> Do this:
Retype all the records with nothing changed.

■ ■ ■ ■

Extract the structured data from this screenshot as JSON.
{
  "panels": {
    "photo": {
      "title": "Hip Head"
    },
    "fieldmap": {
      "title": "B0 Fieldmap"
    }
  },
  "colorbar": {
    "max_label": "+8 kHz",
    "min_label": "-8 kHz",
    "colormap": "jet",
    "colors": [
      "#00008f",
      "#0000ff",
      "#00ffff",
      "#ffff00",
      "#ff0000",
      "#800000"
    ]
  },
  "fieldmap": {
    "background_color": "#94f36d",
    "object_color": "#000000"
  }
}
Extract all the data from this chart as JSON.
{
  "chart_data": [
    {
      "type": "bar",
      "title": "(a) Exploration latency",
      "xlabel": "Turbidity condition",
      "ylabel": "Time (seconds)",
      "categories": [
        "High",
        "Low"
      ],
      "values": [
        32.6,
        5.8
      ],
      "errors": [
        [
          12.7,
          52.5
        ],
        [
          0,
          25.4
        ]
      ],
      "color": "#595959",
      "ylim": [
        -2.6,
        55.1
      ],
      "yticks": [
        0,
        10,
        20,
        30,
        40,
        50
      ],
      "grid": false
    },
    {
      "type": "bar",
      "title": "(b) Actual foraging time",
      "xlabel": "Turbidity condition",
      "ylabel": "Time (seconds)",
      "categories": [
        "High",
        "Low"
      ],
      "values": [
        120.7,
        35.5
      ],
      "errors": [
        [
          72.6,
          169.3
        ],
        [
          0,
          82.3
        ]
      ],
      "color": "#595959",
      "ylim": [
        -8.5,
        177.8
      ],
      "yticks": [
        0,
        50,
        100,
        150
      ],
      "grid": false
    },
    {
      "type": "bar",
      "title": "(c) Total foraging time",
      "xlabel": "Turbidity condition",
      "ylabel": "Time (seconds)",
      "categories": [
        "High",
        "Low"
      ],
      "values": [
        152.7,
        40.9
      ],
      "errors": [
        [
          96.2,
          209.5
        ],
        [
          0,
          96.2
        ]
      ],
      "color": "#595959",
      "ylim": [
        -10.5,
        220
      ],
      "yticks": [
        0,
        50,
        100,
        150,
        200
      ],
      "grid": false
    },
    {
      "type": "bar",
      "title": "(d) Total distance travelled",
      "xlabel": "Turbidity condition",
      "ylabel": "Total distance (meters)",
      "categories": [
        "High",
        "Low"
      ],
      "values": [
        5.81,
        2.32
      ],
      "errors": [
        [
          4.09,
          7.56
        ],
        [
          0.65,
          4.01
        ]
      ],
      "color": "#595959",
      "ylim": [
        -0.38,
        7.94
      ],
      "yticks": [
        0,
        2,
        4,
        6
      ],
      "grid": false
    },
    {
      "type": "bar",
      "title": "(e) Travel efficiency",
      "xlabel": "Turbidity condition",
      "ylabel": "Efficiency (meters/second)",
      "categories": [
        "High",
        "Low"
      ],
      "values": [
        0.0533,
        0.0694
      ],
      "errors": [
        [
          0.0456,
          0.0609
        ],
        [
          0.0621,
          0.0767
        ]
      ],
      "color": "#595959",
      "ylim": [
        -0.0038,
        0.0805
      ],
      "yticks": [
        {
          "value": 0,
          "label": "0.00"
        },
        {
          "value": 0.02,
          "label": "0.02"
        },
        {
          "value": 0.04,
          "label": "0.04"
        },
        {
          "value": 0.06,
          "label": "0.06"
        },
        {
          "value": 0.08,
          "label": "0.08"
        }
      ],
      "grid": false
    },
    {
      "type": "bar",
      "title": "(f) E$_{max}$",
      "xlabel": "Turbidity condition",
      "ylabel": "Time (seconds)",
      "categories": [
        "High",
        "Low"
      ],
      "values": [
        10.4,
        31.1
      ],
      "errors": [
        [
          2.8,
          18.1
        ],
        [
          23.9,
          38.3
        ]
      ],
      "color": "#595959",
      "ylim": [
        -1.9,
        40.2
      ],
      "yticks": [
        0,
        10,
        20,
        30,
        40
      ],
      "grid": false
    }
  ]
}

■ ■ ■ ■

> Response:
Extract the structured data from this screenshot as JSON.
{
  "panels": {
    "photo": {
      "title": "Hip Head"
    },
    "fieldmap": {
      "title": "B0 Fieldmap"
    }
  },
  "colorbar": {
    "max_label": "+8 kHz",
    "min_label": "-8 kHz",
    "colormap": "jet",
    "colors": [
      "#00008f",
      "#0000ff",
      "#00ffff",
      "#ffff00",
      "#ff0000",
      "#800000"
    ]
  },
  "fieldmap": {
    "background_color": "#94f36d",
    "object_color": "#000000"
  }
}
Extract all the data from this chart as JSON.
{
  "chart_data": [
    {
      "type": "bar",
      "title": "(a) Exploration latency",
      "xlabel": "Turbidity condition",
      "ylabel": "Time (seconds)",
      "categories": [
        "High",
        "Low"
      ],
      "values": [
        32.6,
        5.8
      ],
      "errors": [
        [
          12.7,
          52.5
        ],
        [
          0,
          25.4
        ]
      ],
      "color": "#595959",
      "ylim": [
        -2.6,
        55.1
      ],
      "yticks": [
        0,
        10,
        20,
        30,
        40,
        50
      ],
      "grid": false
    },
    {
      "type": "bar",
      "title": "(b) Actual foraging time",
      "xlabel": "Turbidity condition",
      "ylabel": "Time (seconds)",
      "categories": [
        "High",
        "Low"
      ],
      "values": [
        120.7,
        35.5
      ],
      "errors": [
        [
          72.6,
          169.3
        ],
        [
          0,
          82.3
        ]
      ],
      "color": "#595959",
      "ylim": [
        -8.5,
        177.8
      ],
      "yticks": [
        0,
        50,
        100,
        150
      ],
      "grid": false
    },
    {
      "type": "bar",
      "title": "(c) Total foraging time",
      "xlabel": "Turbidity condition",
      "ylabel": "Time (seconds)",
      "categories": [
        "High",
        "Low"
      ],
      "values": [
        152.7,
        40.9
      ],
      "errors": [
        [
          96.2,
          209.5
        ],
        [
          0,
          96.2
        ]
      ],
      "color": "#595959",
      "ylim": [
        -10.5,
        220
      ],
      "yticks": [
        0,
        50,
        100,
        150,
        200
      ],
      "grid": false
    },
    {
      "type": "bar",
      "title": "(d) Total distance travelled",
      "xlabel": "Turbidity condition",
      "ylabel": "Total distance (meters)",
      "categories": [
        "High",
        "Low"
      ],
      "values": [
        5.81,
        2.32
      ],
      "errors": [
        [
          4.09,
          7.56
        ],
        [
          0.65,
          4.01
        ]
      ],
      "color": "#595959",
      "ylim": [
        -0.38,
        7.94
      ],
      "yticks": [
        0,
        2,
        4,
        6
      ],
      "grid": false
    },
    {
      "type": "bar",
      "title": "(e) Travel efficiency",
      "xlabel": "Turbidity condition",
      "ylabel": "Efficiency (meters/second)",
      "categories": [
        "High",
        "Low"
      ],
      "values": [
        0.0533,
        0.0694
      ],
      "errors": [
        [
          0.0456,
          0.0609
        ],
        [
          0.0621,
          0.0767
        ]
      ],
      "color": "#595959",
      "ylim": [
        -0.0038,
        0.0805
      ],
      "yticks": [
        {
          "value": 0,
          "label": "0.00"
        },
        {
          "value": 0.02,
          "label": "0.02"
        },
        {
          "value": 0.04,
          "label": "0.04"
        },
        {
          "value": 0.06,
          "label": "0.06"
        },
        {
          "value": 0.08,
          "label": "0.08"
        }
      ],
      "grid": false
    },
    {
      "type": "bar",
      "title": "(f) E$_{max}$",
      "xlabel": "Turbidity condition",
      "ylabel": "Time (seconds)",
      "categories": [
        "High",
        "Low"
      ],
      "values": [
        10.4,
        31.1
      ],
      "errors": [
        [
          2.8,
          18.1
        ],
        [
          23.9,
          38.3
        ]
      ],
      "color": "#595959",
      "ylim": [
        -1.9,
        40.2
      ],
      "yticks": [
        0,
        10,
        20,
        30,
        40
      ],
      "grid": false
    }
  ]
}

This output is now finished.